◆ Stated exercise ◆
Wherever the word "exakte" appears in a line, copy that line.

+++ Dataset excerpts +++

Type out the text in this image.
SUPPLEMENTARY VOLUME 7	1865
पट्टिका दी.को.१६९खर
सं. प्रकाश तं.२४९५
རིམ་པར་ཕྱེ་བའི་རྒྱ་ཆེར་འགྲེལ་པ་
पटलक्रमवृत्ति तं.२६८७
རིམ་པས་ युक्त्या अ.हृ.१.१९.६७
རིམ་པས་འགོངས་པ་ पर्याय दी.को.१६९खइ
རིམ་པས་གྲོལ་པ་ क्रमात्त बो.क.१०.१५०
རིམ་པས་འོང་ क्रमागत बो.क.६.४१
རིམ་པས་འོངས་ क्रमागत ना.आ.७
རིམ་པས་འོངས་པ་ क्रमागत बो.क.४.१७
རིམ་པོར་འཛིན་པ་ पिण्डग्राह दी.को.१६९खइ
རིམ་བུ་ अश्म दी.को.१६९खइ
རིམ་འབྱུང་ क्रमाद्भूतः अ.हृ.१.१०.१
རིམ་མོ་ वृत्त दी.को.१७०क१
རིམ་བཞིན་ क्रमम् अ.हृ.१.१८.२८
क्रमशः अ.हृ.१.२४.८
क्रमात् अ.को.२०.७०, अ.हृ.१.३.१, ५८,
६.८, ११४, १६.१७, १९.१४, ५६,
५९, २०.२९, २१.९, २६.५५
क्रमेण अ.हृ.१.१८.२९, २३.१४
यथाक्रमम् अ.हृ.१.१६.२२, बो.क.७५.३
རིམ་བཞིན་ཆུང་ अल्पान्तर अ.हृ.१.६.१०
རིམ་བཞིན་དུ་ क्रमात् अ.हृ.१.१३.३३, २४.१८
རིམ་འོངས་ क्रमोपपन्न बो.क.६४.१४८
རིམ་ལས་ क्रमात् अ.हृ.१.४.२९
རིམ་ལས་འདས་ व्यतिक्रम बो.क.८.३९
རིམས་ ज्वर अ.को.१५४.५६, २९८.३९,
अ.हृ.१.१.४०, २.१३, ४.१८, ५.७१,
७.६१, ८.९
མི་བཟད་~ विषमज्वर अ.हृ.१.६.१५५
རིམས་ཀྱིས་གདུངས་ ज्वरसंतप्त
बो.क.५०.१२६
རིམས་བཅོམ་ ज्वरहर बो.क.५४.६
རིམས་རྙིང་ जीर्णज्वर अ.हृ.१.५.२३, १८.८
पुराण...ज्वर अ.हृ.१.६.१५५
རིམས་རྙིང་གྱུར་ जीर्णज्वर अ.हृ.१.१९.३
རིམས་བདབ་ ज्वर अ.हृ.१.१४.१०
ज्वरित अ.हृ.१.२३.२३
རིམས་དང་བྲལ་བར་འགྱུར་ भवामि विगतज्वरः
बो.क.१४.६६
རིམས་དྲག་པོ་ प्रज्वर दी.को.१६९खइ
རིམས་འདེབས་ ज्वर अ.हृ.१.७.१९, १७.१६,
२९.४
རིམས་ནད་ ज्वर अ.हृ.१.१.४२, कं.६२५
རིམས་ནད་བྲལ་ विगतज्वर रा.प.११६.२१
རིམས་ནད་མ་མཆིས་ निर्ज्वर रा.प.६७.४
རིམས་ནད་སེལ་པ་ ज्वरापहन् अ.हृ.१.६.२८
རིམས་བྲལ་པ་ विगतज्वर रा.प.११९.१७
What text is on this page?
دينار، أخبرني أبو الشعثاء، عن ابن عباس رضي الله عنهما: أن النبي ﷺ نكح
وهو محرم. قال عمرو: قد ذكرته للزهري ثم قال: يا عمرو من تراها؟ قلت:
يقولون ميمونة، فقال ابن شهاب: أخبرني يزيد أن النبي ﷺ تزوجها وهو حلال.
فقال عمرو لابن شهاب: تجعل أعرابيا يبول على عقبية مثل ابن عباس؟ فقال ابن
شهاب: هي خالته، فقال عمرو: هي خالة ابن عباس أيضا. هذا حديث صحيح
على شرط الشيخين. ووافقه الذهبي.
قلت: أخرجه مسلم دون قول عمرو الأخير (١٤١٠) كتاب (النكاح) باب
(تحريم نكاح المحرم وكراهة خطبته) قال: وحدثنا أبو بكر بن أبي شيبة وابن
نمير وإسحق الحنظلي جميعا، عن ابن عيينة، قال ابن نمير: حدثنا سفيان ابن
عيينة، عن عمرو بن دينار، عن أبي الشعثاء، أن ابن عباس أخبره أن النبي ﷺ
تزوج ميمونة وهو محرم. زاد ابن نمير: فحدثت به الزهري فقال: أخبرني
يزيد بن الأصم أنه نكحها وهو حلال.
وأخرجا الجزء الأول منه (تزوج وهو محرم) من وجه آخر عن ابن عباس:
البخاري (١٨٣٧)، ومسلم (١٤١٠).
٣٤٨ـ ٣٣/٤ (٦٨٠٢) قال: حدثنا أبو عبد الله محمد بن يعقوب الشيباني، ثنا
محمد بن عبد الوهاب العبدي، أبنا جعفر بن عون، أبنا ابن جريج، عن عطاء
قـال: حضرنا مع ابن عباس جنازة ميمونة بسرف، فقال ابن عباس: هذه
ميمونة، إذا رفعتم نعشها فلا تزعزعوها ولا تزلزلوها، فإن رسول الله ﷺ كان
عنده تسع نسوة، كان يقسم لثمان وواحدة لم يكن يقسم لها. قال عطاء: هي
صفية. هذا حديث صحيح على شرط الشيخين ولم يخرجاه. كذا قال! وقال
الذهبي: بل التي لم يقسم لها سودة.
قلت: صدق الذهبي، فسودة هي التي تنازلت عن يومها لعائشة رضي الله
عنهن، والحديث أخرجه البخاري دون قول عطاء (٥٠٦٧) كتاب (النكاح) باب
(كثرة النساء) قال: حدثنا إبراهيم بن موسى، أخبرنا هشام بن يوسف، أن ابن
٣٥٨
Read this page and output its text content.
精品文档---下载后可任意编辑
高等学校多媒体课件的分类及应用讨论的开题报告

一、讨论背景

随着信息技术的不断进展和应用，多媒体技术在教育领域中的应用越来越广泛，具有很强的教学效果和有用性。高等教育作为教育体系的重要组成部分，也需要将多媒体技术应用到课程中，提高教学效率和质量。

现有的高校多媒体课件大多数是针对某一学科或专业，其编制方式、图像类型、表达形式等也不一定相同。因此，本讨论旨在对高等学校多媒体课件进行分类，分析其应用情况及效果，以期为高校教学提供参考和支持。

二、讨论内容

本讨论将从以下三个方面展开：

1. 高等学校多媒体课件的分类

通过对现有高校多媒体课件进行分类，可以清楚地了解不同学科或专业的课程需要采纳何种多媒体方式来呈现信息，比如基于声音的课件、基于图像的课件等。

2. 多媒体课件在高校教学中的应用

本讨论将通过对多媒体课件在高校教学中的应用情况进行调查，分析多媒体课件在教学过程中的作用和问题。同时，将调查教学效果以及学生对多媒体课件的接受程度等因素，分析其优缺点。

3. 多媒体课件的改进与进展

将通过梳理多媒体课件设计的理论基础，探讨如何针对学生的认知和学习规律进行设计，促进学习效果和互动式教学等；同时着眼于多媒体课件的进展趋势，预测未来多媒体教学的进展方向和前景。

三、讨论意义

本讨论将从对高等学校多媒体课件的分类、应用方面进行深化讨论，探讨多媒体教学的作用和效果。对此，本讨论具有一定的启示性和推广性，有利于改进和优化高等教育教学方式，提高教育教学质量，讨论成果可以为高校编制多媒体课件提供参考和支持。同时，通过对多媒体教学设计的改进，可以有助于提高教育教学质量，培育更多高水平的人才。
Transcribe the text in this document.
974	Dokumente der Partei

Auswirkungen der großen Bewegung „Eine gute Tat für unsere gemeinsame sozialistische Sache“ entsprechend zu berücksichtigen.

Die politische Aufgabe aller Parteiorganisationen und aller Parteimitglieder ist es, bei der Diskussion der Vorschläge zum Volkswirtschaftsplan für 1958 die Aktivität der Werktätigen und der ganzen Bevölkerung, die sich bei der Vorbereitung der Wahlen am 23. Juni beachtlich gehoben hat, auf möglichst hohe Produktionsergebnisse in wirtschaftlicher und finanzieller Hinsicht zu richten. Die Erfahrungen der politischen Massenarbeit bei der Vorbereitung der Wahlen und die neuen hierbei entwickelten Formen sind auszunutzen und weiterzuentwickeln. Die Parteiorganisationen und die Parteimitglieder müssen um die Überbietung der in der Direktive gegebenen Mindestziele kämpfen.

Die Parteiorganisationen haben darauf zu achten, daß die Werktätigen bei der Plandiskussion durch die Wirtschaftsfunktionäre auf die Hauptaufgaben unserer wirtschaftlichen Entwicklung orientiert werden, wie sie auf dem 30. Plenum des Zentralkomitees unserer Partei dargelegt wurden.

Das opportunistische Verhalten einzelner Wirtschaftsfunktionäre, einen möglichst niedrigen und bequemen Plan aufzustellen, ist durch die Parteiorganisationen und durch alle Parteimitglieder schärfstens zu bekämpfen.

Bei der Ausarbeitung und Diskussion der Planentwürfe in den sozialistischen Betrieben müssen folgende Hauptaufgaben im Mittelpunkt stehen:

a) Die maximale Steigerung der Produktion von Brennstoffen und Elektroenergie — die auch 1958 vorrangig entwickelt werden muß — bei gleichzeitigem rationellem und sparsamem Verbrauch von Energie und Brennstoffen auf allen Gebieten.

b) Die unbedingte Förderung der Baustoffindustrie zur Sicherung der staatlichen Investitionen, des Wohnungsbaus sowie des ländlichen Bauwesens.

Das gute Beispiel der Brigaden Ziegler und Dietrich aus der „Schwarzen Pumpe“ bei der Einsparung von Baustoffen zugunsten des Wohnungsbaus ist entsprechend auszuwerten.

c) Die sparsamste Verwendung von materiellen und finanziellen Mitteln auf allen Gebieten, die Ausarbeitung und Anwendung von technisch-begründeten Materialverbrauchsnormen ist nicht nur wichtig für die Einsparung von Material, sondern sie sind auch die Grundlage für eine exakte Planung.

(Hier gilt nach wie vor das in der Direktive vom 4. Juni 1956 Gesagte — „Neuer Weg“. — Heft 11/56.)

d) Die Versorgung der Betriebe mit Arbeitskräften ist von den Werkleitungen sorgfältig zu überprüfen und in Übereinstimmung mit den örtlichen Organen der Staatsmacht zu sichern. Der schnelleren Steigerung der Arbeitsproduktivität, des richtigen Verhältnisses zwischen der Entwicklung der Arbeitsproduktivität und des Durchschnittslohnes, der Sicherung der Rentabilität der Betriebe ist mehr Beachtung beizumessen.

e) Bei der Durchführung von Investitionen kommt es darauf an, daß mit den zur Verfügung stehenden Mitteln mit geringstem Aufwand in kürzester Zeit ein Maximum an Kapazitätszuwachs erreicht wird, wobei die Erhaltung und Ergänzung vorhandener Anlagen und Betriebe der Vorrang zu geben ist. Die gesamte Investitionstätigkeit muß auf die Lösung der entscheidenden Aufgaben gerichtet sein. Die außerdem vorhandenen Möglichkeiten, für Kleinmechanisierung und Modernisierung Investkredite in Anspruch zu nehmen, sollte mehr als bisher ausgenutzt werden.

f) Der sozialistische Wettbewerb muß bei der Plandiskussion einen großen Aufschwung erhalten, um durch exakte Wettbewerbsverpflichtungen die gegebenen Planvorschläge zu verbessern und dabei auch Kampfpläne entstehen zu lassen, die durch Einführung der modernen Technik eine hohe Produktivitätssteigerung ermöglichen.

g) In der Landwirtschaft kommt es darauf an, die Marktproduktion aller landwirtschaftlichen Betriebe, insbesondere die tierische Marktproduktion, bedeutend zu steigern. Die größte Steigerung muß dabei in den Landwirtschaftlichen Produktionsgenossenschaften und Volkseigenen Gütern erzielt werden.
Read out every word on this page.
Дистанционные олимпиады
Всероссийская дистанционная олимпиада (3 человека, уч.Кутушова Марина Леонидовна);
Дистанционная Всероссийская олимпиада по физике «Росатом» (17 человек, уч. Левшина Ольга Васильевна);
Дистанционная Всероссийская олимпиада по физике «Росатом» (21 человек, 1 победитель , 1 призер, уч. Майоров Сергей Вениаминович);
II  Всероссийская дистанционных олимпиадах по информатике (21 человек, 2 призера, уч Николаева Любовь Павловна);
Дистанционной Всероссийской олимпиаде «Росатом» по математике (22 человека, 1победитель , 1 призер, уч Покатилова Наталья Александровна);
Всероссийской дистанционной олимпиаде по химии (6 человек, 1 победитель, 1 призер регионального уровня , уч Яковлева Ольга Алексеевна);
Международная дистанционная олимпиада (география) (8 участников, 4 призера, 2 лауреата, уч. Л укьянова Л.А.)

+++

◆ Problem solution ◆
c) Die sparsamste Verwendung von materiellen und finanziellen Mitteln auf allen Gebieten, die Ausarbeitung und Anwendung von technisch-begründeten Materialverbrauchsnormen ist nicht nur wichtig für die Einsparung von Material, sondern sie sind auch die Grundlage für eine exakte Planung.
f) Der sozialistische Wettbewerb muß bei der Plandiskussion einen großen Aufschwung erhalten, um durch exakte Wettbewerbsverpflichtungen die gegebenen Planvorschläge zu verbessern und dabei auch Kampfpläne entstehen zu lassen, die durch Einführung der modernen Technik eine hohe Produktivitätssteigerung ermöglichen.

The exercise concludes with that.